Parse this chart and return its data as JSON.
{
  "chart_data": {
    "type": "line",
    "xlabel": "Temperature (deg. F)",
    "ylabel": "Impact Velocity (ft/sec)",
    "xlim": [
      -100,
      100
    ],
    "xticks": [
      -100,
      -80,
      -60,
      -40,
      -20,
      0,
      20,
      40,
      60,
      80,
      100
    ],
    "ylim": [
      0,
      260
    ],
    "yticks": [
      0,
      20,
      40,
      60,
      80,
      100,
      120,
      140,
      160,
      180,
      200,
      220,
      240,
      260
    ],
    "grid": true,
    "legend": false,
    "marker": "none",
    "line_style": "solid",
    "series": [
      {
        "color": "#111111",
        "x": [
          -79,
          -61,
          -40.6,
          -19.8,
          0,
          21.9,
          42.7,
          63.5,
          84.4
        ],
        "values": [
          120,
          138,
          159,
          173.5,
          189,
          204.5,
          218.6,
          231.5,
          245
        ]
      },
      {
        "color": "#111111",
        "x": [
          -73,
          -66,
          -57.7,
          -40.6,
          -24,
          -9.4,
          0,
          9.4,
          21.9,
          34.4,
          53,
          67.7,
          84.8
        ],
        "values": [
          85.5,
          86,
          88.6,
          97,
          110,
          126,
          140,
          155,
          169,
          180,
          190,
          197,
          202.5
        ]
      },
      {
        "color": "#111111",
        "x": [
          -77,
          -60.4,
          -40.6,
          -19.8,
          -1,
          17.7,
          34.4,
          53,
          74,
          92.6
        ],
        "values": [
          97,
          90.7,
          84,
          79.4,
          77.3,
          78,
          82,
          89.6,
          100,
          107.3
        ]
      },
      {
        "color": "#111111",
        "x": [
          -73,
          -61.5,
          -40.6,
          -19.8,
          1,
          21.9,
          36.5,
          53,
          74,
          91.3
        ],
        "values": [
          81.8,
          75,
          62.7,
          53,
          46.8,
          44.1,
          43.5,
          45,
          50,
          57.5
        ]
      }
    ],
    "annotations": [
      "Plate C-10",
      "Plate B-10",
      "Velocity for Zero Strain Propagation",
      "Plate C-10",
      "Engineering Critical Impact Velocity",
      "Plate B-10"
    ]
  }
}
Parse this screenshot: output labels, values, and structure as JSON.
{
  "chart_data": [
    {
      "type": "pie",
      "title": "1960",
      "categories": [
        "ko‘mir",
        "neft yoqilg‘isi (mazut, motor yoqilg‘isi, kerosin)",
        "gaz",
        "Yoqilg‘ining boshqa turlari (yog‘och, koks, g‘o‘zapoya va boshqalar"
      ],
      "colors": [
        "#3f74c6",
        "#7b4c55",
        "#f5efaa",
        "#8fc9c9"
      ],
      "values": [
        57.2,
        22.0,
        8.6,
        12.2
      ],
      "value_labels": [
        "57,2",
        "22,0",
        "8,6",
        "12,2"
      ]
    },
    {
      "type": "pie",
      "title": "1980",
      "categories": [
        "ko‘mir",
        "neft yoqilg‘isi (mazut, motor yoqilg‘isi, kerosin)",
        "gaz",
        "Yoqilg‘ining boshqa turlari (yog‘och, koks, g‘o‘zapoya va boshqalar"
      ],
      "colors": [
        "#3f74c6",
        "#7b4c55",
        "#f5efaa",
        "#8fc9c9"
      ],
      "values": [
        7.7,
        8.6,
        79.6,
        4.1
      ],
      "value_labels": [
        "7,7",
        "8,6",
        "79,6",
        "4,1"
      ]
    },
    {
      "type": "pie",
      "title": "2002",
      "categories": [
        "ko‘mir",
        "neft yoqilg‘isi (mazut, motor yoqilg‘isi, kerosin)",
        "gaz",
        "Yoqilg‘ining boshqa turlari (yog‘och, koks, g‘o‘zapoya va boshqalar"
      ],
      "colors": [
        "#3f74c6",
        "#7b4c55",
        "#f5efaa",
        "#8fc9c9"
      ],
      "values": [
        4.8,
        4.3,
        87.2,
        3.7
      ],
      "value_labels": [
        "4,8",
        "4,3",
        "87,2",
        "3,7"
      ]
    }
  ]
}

════════════════════

_What to do_
Extract the full listing above without alteration.

_Solved problem_
Parse this chart and return its data as JSON.
{
  "chart_data": {
    "type": "line",
    "xlabel": "Temperature (deg. F)",
    "ylabel": "Impact Velocity (ft/sec)",
    "xlim": [
      -100,
      100
    ],
    "xticks": [
      -100,
      -80,
      -60,
      -40,
      -20,
      0,
      20,
      40,
      60,
      80,
      100
    ],
    "ylim": [
      0,
      260
    ],
    "yticks": [
      0,
      20,
      40,
      60,
      80,
      100,
      120,
      140,
      160,
      180,
      200,
      220,
      240,
      260
    ],
    "grid": true,
    "legend": false,
    "marker": "none",
    "line_style": "solid",
    "series": [
      {
        "color": "#111111",
        "x": [
          -79,
          -61,
          -40.6,
          -19.8,
          0,
          21.9,
          42.7,
          63.5,
          84.4
        ],
        "values": [
          120,
          138,
          159,
          173.5,
          189,
          204.5,
          218.6,
          231.5,
          245
        ]
      },
      {
        "color": "#111111",
        "x": [
          -73,
          -66,
          -57.7,
          -40.6,
          -24,
          -9.4,
          0,
          9.4,
          21.9,
          34.4,
          53,
          67.7,
          84.8
        ],
        "values": [
          85.5,
          86,
          88.6,
          97,
          110,
          126,
          140,
          155,
          169,
          180,
          190,
          197,
          202.5
        ]
      },
      {
        "color": "#111111",
        "x": [
          -77,
          -60.4,
          -40.6,
          -19.8,
          -1,
          17.7,
          34.4,
          53,
          74,
          92.6
        ],
        "values": [
          97,
          90.7,
          84,
          79.4,
          77.3,
          78,
          82,
          89.6,
          100,
          107.3
        ]
      },
      {
        "color": "#111111",
        "x": [
          -73,
          -61.5,
          -40.6,
          -19.8,
          1,
          21.9,
          36.5,
          53,
          74,
          91.3
        ],
        "values": [
          81.8,
          75,
          62.7,
          53,
          46.8,
          44.1,
          43.5,
          45,
          50,
          57.5
        ]
      }
    ],
    "annotations": [
      "Plate C-10",
      "Plate B-10",
      "Velocity for Zero Strain Propagation",
      "Plate C-10",
      "Engineering Critical Impact Velocity",
      "Plate B-10"
    ]
  }
}
Parse this screenshot: output labels, values, and structure as JSON.
{
  "chart_data": [
    {
      "type": "pie",
      "title": "1960",
      "categories": [
        "ko‘mir",
        "neft yoqilg‘isi (mazut, motor yoqilg‘isi, kerosin)",
        "gaz",
        "Yoqilg‘ining boshqa turlari (yog‘och, koks, g‘o‘zapoya va boshqalar"
      ],
      "colors": [
        "#3f74c6",
        "#7b4c55",
        "#f5efaa",
        "#8fc9c9"
      ],
      "values": [
        57.2,
        22.0,
        8.6,
        12.2
      ],
      "value_labels": [
        "57,2",
        "22,0",
        "8,6",
        "12,2"
      ]
    },
    {
      "type": "pie",
      "title": "1980",
      "categories": [
        "ko‘mir",
        "neft yoqilg‘isi (mazut, motor yoqilg‘isi, kerosin)",
        "gaz",
        "Yoqilg‘ining boshqa turlari (yog‘och, koks, g‘o‘zapoya va boshqalar"
      ],
      "colors": [
        "#3f74c6",
        "#7b4c55",
        "#f5efaa",
        "#8fc9c9"
      ],
      "values": [
        7.7,
        8.6,
        79.6,
        4.1
      ],
      "value_labels": [
        "7,7",
        "8,6",
        "79,6",
        "4,1"
      ]
    },
    {
      "type": "pie",
      "title": "2002",
      "categories": [
        "ko‘mir",
        "neft yoqilg‘isi (mazut, motor yoqilg‘isi, kerosin)",
        "gaz",
        "Yoqilg‘ining boshqa turlari (yog‘och, koks, g‘o‘zapoya va boshqalar"
      ],
      "colors": [
        "#3f74c6",
        "#7b4c55",
        "#f5efaa",
        "#8fc9c9"
      ],
      "values": [
        4.8,
        4.3,
        87.2,
        3.7
      ],
      "value_labels": [
        "4,8",
        "4,3",
        "87,2",
        "3,7"
      ]
    }
  ]
}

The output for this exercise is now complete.